• [Goal of the exercise] Every line below is to be quoted exactly, with nothing added or dropped.
____ Entries supplied
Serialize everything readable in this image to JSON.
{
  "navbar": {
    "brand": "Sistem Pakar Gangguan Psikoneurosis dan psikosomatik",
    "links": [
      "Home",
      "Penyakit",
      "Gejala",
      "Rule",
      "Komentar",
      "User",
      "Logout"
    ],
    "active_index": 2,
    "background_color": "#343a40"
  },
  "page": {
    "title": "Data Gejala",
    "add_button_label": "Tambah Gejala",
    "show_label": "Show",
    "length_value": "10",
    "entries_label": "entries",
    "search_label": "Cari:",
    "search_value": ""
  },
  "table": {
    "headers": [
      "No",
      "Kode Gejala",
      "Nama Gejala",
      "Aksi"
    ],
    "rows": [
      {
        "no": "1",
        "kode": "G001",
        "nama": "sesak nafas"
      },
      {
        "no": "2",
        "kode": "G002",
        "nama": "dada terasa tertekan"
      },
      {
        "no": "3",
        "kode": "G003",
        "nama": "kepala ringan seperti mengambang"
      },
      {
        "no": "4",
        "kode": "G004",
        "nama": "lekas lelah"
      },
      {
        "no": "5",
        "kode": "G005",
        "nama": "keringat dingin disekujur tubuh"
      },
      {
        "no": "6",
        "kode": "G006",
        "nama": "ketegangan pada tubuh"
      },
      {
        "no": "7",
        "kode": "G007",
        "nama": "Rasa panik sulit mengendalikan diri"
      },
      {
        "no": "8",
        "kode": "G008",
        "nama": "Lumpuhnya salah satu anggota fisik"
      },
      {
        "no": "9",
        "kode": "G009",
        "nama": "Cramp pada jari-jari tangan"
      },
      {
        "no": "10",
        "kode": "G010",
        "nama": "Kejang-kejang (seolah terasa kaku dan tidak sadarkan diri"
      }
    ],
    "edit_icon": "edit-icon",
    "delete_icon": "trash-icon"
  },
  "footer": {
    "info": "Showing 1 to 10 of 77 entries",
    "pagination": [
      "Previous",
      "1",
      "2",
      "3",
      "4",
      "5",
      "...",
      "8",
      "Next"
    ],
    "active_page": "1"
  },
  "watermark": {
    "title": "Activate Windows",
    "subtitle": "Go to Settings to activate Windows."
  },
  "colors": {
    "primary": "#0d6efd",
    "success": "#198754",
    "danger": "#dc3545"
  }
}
________
• [Task result]
Serialize everything readable in this image to JSON.
{
  "navbar": {
    "brand": "Sistem Pakar Gangguan Psikoneurosis dan psikosomatik",
    "links": [
      "Home",
      "Penyakit",
      "Gejala",
      "Rule",
      "Komentar",
      "User",
      "Logout"
    ],
    "active_index": 2,
    "background_color": "#343a40"
  },
  "page": {
    "title": "Data Gejala",
    "add_button_label": "Tambah Gejala",
    "show_label": "Show",
    "length_value": "10",
    "entries_label": "entries",
    "search_label": "Cari:",
    "search_value": ""
  },
  "table": {
    "headers": [
      "No",
      "Kode Gejala",
      "Nama Gejala",
      "Aksi"
    ],
    "rows": [
      {
        "no": "1",
        "kode": "G001",
        "nama": "sesak nafas"
      },
      {
        "no": "2",
        "kode": "G002",
        "nama": "dada terasa tertekan"
      },
      {
        "no": "3",
        "kode": "G003",
        "nama": "kepala ringan seperti mengambang"
      },
      {
        "no": "4",
        "kode": "G004",
        "nama": "lekas lelah"
      },
      {
        "no": "5",
        "kode": "G005",
        "nama": "keringat dingin disekujur tubuh"
      },
      {
        "no": "6",
        "kode": "G006",
        "nama": "ketegangan pada tubuh"
      },
      {
        "no": "7",
        "kode": "G007",
        "nama": "Rasa panik sulit mengendalikan diri"
      },
      {
        "no": "8",
        "kode": "G008",
        "nama": "Lumpuhnya salah satu anggota fisik"
      },
      {
        "no": "9",
        "kode": "G009",
        "nama": "Cramp pada jari-jari tangan"
      },
      {
        "no": "10",
        "kode": "G010",
        "nama": "Kejang-kejang (seolah terasa kaku dan tidak sadarkan diri"
      }
    ],
    "edit_icon": "edit-icon",
    "delete_icon": "trash-icon"
  },
  "footer": {
    "info": "Showing 1 to 10 of 77 entries",
    "pagination": [
      "Previous",
      "1",
      "2",
      "3",
      "4",
      "5",
      "...",
      "8",
      "Next"
    ],
    "active_page": "1"
  },
  "watermark": {
    "title": "Activate Windows",
    "subtitle": "Go to Settings to activate Windows."
  },
  "colors": {
    "primary": "#0d6efd",
    "success": "#198754",
    "danger": "#dc3545"
  }
}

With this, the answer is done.